(begin)

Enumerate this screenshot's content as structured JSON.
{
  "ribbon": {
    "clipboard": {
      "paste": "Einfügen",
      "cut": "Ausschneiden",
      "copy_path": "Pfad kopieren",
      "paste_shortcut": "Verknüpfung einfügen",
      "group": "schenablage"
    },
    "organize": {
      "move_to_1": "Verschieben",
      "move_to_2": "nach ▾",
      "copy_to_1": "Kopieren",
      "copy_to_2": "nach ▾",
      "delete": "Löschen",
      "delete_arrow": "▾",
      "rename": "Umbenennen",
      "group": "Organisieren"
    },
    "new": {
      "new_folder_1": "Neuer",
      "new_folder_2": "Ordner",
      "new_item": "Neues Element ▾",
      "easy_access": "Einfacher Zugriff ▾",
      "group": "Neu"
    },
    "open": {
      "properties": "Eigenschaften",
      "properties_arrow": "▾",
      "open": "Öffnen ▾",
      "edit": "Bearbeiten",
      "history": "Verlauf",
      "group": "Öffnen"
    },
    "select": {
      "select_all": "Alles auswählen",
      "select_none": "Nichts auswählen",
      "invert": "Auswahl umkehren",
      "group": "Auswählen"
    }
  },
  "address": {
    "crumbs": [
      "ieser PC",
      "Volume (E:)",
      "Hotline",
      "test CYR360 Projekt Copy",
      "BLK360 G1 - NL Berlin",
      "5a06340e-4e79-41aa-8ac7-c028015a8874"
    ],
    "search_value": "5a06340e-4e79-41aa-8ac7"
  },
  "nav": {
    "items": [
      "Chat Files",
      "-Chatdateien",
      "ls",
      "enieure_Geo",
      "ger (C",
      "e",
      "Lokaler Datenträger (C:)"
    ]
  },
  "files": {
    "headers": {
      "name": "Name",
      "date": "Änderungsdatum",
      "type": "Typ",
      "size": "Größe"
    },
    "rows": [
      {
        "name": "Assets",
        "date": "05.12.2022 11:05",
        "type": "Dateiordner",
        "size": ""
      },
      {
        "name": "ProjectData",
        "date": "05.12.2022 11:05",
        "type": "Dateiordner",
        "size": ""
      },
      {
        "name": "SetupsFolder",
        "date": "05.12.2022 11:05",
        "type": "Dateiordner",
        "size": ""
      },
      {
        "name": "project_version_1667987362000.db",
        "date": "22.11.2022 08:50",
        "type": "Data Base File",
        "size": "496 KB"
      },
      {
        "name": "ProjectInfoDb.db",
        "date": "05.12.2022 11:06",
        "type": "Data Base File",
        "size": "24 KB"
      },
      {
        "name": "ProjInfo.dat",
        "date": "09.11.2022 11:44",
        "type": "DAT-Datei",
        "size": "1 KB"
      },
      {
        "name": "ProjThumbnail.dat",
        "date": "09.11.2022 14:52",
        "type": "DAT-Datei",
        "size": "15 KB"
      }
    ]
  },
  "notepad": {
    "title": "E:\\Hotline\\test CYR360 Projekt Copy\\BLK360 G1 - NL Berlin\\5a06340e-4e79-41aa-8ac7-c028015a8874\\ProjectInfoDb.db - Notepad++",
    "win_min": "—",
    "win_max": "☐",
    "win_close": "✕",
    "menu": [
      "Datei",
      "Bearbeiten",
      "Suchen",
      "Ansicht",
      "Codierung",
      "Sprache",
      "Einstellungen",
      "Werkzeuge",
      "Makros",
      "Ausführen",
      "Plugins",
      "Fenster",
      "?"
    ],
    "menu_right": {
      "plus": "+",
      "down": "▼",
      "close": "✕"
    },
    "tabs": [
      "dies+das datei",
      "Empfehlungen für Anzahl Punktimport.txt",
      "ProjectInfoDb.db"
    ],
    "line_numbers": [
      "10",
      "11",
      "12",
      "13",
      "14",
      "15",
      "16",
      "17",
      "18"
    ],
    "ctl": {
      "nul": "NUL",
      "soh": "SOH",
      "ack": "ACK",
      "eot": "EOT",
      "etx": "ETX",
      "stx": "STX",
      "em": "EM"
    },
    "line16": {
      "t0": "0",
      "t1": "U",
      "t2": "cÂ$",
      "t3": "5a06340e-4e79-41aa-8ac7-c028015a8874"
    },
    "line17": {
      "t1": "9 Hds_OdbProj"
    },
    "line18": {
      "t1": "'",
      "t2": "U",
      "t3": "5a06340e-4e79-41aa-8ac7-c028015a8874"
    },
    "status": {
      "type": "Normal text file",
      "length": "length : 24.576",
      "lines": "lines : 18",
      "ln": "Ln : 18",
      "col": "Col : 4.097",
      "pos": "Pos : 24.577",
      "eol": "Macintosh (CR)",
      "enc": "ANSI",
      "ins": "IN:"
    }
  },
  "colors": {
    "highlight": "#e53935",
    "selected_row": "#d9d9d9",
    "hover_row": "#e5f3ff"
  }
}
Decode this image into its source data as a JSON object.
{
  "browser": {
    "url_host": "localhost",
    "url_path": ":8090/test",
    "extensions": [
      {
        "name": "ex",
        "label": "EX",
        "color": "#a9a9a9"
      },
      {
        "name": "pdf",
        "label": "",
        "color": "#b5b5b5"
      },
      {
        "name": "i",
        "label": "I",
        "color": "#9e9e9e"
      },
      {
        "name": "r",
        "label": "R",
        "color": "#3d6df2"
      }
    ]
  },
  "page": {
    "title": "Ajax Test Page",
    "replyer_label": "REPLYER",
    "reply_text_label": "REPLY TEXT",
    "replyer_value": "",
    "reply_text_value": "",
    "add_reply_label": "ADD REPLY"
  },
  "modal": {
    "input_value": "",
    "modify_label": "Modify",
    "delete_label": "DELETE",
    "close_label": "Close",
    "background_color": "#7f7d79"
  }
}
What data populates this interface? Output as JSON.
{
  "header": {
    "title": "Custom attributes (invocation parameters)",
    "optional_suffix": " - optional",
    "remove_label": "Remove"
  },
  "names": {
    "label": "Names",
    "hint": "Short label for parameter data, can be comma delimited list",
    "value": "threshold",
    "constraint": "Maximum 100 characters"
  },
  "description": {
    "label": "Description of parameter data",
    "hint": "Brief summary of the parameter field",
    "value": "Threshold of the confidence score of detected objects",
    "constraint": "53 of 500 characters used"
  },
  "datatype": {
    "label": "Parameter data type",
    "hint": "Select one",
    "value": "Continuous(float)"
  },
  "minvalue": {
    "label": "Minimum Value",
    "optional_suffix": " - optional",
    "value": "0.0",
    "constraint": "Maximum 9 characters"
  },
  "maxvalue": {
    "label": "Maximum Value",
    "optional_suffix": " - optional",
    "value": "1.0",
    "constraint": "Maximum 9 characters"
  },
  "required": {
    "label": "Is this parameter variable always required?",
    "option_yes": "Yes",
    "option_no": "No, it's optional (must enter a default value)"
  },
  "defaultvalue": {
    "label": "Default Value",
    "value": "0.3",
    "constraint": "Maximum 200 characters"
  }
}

(end)

_Written instruction_: What do the records say? Quote them all exactly.

_Worked solution_:
Enumerate this screenshot's content as structured JSON.
{
  "ribbon": {
    "clipboard": {
      "paste": "Einfügen",
      "cut": "Ausschneiden",
      "copy_path": "Pfad kopieren",
      "paste_shortcut": "Verknüpfung einfügen",
      "group": "schenablage"
    },
    "organize": {
      "move_to_1": "Verschieben",
      "move_to_2": "nach ▾",
      "copy_to_1": "Kopieren",
      "copy_to_2": "nach ▾",
      "delete": "Löschen",
      "delete_arrow": "▾",
      "rename": "Umbenennen",
      "group": "Organisieren"
    },
    "new": {
      "new_folder_1": "Neuer",
      "new_folder_2": "Ordner",
      "new_item": "Neues Element ▾",
      "easy_access": "Einfacher Zugriff ▾",
      "group": "Neu"
    },
    "open": {
      "properties": "Eigenschaften",
      "properties_arrow": "▾",
      "open": "Öffnen ▾",
      "edit": "Bearbeiten",
      "history": "Verlauf",
      "group": "Öffnen"
    },
    "select": {
      "select_all": "Alles auswählen",
      "select_none": "Nichts auswählen",
      "invert": "Auswahl umkehren",
      "group": "Auswählen"
    }
  },
  "address": {
    "crumbs": [
      "ieser PC",
      "Volume (E:)",
      "Hotline",
      "test CYR360 Projekt Copy",
      "BLK360 G1 - NL Berlin",
      "5a06340e-4e79-41aa-8ac7-c028015a8874"
    ],
    "search_value": "5a06340e-4e79-41aa-8ac7"
  },
  "nav": {
    "items": [
      "Chat Files",
      "-Chatdateien",
      "ls",
      "enieure_Geo",
      "ger (C",
      "e",
      "Lokaler Datenträger (C:)"
    ]
  },
  "files": {
    "headers": {
      "name": "Name",
      "date": "Änderungsdatum",
      "type": "Typ",
      "size": "Größe"
    },
    "rows": [
      {
        "name": "Assets",
        "date": "05.12.2022 11:05",
        "type": "Dateiordner",
        "size": ""
      },
      {
        "name": "ProjectData",
        "date": "05.12.2022 11:05",
        "type": "Dateiordner",
        "size": ""
      },
      {
        "name": "SetupsFolder",
        "date": "05.12.2022 11:05",
        "type": "Dateiordner",
        "size": ""
      },
      {
        "name": "project_version_1667987362000.db",
        "date": "22.11.2022 08:50",
        "type": "Data Base File",
        "size": "496 KB"
      },
      {
        "name": "ProjectInfoDb.db",
        "date": "05.12.2022 11:06",
        "type": "Data Base File",
        "size": "24 KB"
      },
      {
        "name": "ProjInfo.dat",
        "date": "09.11.2022 11:44",
        "type": "DAT-Datei",
        "size": "1 KB"
      },
      {
        "name": "ProjThumbnail.dat",
        "date": "09.11.2022 14:52",
        "type": "DAT-Datei",
        "size": "15 KB"
      }
    ]
  },
  "notepad": {
    "title": "E:\\Hotline\\test CYR360 Projekt Copy\\BLK360 G1 - NL Berlin\\5a06340e-4e79-41aa-8ac7-c028015a8874\\ProjectInfoDb.db - Notepad++",
    "win_min": "—",
    "win_max": "☐",
    "win_close": "✕",
    "menu": [
      "Datei",
      "Bearbeiten",
      "Suchen",
      "Ansicht",
      "Codierung",
      "Sprache",
      "Einstellungen",
      "Werkzeuge",
      "Makros",
      "Ausführen",
      "Plugins",
      "Fenster",
      "?"
    ],
    "menu_right": {
      "plus": "+",
      "down": "▼",
      "close": "✕"
    },
    "tabs": [
      "dies+das datei",
      "Empfehlungen für Anzahl Punktimport.txt",
      "ProjectInfoDb.db"
    ],
    "line_numbers": [
      "10",
      "11",
      "12",
      "13",
      "14",
      "15",
      "16",
      "17",
      "18"
    ],
    "ctl": {
      "nul": "NUL",
      "soh": "SOH",
      "ack": "ACK",
      "eot": "EOT",
      "etx": "ETX",
      "stx": "STX",
      "em": "EM"
    },
    "line16": {
      "t0": "0",
      "t1": "U",
      "t2": "cÂ$",
      "t3": "5a06340e-4e79-41aa-8ac7-c028015a8874"
    },
    "line17": {
      "t1": "9 Hds_OdbProj"
    },
    "line18": {
      "t1": "'",
      "t2": "U",
      "t3": "5a06340e-4e79-41aa-8ac7-c028015a8874"
    },
    "status": {
      "type": "Normal text file",
      "length": "length : 24.576",
      "lines": "lines : 18",
      "ln": "Ln : 18",
      "col": "Col : 4.097",
      "pos": "Pos : 24.577",
      "eol": "Macintosh (CR)",
      "enc": "ANSI",
      "ins": "IN:"
    }
  },
  "colors": {
    "highlight": "#e53935",
    "selected_row": "#d9d9d9",
    "hover_row": "#e5f3ff"
  }
}
Decode this image into its source data as a JSON object.
{
  "browser": {
    "url_host": "localhost",
    "url_path": ":8090/test",
    "extensions": [
      {
        "name": "ex",
        "label": "EX",
        "color": "#a9a9a9"
      },
      {
        "name": "pdf",
        "label": "",
        "color": "#b5b5b5"
      },
      {
        "name": "i",
        "label": "I",
        "color": "#9e9e9e"
      },
      {
        "name": "r",
        "label": "R",
        "color": "#3d6df2"
      }
    ]
  },
  "page": {
    "title": "Ajax Test Page",
    "replyer_label": "REPLYER",
    "reply_text_label": "REPLY TEXT",
    "replyer_value": "",
    "reply_text_value": "",
    "add_reply_label": "ADD REPLY"
  },
  "modal": {
    "input_value": "",
    "modify_label": "Modify",
    "delete_label": "DELETE",
    "close_label": "Close",
    "background_color": "#7f7d79"
  }
}
What data populates this interface? Output as JSON.
{
  "header": {
    "title": "Custom attributes (invocation parameters)",
    "optional_suffix": " - optional",
    "remove_label": "Remove"
  },
  "names": {
    "label": "Names",
    "hint": "Short label for parameter data, can be comma delimited list",
    "value": "threshold",
    "constraint": "Maximum 100 characters"
  },
  "description": {
    "label": "Description of parameter data",
    "hint": "Brief summary of the parameter field",
    "value": "Threshold of the confidence score of detected objects",
    "constraint": "53 of 500 characters used"
  },
  "datatype": {
    "label": "Parameter data type",
    "hint": "Select one",
    "value": "Continuous(float)"
  },
  "minvalue": {
    "label": "Minimum Value",
    "optional_suffix": " - optional",
    "value": "0.0",
    "constraint": "Maximum 9 characters"
  },
  "maxvalue": {
    "label": "Maximum Value",
    "optional_suffix": " - optional",
    "value": "1.0",
    "constraint": "Maximum 9 characters"
  },
  "required": {
    "label": "Is this parameter variable always required?",
    "option_yes": "Yes",
    "option_no": "No, it's optional (must enter a default value)"
  },
  "defaultvalue": {
    "label": "Default Value",
    "value": "0.3",
    "constraint": "Maximum 200 characters"
  }
}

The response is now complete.